- _Data provided_

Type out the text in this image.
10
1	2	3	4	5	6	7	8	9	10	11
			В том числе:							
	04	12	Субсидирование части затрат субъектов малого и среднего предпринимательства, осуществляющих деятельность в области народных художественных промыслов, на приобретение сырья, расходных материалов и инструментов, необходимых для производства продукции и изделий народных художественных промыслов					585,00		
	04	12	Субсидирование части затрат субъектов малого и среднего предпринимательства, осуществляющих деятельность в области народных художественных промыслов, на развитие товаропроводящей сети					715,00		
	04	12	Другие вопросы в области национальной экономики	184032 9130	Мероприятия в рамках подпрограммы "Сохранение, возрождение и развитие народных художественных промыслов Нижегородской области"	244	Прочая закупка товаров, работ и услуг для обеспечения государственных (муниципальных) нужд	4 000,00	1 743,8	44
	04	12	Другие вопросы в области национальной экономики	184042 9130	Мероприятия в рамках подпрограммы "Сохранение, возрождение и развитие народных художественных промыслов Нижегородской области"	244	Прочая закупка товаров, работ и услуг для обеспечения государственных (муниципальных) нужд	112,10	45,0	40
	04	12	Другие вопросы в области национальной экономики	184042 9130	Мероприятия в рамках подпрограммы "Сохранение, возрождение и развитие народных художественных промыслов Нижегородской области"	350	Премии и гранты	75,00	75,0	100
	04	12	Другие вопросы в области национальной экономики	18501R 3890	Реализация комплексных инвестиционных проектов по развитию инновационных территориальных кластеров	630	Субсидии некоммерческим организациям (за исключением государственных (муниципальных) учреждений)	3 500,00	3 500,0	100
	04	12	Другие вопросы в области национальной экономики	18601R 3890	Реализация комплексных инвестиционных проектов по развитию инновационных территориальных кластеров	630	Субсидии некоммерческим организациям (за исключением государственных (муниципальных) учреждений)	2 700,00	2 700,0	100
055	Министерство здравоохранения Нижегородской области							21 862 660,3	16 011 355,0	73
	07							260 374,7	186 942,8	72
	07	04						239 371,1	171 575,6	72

- _Objective_
Go through the records above and copy every line with the word "субъектов".

- _Written response_
	04	12	Субсидирование части затрат субъектов малого и среднего предпринимательства, осуществляющих деятельность в области народных художественных промыслов, на приобретение сырья, расходных материалов и инструментов, необходимых для производства продукции и изделий народных художественных промыслов					585,00		
	04	12	Субсидирование части затрат субъектов малого и среднего предпринимательства, осуществляющих деятельность в области народных художественных промыслов, на развитие товаропроводящей сети					715,00		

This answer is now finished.